Go through the records and copy each line where the word "Mongitore" occurs.

····················

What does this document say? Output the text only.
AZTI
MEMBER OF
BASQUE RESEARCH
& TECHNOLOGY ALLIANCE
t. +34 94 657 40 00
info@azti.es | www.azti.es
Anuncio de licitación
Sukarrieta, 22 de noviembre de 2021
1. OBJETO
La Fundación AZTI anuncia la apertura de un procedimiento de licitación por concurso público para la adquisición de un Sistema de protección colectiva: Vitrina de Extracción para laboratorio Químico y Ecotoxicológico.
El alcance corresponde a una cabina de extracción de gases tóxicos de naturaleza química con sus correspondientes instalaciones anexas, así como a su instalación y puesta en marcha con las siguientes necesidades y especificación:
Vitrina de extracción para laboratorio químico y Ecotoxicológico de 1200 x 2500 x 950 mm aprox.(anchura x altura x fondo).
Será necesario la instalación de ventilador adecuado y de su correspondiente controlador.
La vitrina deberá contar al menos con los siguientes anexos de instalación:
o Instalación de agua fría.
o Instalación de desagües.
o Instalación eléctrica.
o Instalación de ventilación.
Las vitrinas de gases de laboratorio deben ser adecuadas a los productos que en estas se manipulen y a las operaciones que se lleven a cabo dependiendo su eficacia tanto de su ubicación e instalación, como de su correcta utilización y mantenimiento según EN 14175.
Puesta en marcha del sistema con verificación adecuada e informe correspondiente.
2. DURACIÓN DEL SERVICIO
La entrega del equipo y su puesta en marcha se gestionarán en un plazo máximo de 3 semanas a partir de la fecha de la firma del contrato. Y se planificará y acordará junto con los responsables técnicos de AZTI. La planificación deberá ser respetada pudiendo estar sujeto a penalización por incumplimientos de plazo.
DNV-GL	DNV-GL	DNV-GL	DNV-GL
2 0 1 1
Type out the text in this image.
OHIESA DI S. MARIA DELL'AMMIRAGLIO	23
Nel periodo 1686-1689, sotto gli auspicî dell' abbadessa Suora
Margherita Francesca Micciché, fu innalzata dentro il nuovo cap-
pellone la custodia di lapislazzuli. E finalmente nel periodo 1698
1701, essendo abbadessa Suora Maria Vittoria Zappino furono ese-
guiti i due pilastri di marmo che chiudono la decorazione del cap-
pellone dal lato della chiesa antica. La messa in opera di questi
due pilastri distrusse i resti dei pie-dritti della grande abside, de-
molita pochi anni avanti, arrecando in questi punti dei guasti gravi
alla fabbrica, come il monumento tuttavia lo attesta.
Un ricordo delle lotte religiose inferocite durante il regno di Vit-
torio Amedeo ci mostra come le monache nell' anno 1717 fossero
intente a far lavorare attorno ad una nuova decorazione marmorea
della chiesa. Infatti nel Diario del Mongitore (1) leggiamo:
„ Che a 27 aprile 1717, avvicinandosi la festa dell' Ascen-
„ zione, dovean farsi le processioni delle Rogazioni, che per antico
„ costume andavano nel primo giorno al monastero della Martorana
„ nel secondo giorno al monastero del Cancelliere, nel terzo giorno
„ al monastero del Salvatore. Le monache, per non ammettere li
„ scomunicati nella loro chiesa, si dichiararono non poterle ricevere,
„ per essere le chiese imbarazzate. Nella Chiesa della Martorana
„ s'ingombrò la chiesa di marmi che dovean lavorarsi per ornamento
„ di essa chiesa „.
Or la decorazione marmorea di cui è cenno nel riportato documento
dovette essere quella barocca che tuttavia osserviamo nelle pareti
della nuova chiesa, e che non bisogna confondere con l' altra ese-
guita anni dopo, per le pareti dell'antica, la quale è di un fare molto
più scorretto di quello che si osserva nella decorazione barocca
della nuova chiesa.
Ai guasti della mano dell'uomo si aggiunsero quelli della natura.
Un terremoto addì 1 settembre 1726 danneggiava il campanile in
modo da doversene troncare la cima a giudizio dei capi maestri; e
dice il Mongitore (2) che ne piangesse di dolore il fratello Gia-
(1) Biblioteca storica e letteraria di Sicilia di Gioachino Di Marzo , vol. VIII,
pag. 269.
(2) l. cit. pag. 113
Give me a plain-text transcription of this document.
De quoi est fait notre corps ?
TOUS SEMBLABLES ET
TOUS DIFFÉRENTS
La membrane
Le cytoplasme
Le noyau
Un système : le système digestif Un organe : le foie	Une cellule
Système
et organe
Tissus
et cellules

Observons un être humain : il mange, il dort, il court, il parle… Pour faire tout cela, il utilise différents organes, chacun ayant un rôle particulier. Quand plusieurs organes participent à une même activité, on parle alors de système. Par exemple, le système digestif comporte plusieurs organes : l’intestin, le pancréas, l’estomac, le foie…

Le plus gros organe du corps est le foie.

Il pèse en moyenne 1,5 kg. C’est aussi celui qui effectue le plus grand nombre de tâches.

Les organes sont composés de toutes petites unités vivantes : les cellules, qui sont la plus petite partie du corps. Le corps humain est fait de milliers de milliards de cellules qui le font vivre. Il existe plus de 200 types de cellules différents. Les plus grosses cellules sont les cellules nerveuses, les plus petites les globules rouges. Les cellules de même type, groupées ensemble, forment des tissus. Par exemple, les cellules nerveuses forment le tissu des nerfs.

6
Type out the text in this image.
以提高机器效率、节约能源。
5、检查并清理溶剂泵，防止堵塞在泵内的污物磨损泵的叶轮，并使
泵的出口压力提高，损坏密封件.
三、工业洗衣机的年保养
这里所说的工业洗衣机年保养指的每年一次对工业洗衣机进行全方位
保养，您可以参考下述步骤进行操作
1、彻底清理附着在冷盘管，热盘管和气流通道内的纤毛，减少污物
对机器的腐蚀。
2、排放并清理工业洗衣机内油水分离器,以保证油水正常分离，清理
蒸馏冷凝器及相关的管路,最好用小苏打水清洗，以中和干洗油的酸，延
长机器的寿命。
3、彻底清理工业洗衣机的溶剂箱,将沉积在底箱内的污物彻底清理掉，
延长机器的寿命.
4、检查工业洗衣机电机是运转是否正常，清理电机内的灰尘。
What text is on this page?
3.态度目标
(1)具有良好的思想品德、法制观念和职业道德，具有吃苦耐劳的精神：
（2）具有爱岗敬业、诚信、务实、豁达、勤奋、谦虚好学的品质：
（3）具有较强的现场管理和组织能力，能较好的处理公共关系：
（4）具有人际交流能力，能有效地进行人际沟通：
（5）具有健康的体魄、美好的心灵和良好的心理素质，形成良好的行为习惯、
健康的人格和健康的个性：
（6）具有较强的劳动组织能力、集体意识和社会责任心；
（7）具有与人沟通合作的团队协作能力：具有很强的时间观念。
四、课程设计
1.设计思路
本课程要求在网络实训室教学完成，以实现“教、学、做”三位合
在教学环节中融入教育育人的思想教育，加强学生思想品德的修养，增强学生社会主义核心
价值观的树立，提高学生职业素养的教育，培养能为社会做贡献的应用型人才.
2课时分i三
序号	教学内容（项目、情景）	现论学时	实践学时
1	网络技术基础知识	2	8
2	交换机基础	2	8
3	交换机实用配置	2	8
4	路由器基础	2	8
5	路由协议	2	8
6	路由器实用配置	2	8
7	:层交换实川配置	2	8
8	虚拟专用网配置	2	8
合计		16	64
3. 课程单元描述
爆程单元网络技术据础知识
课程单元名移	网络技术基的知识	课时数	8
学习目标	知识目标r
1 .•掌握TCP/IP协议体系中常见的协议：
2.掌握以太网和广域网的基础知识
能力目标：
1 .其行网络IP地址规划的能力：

····················

## Result of the task
della chiesa. Infatti nel Diario del Mongitore (1) leggiamo:
dice il Mongitore (2) che ne piangesse di dolore il fratello Gia-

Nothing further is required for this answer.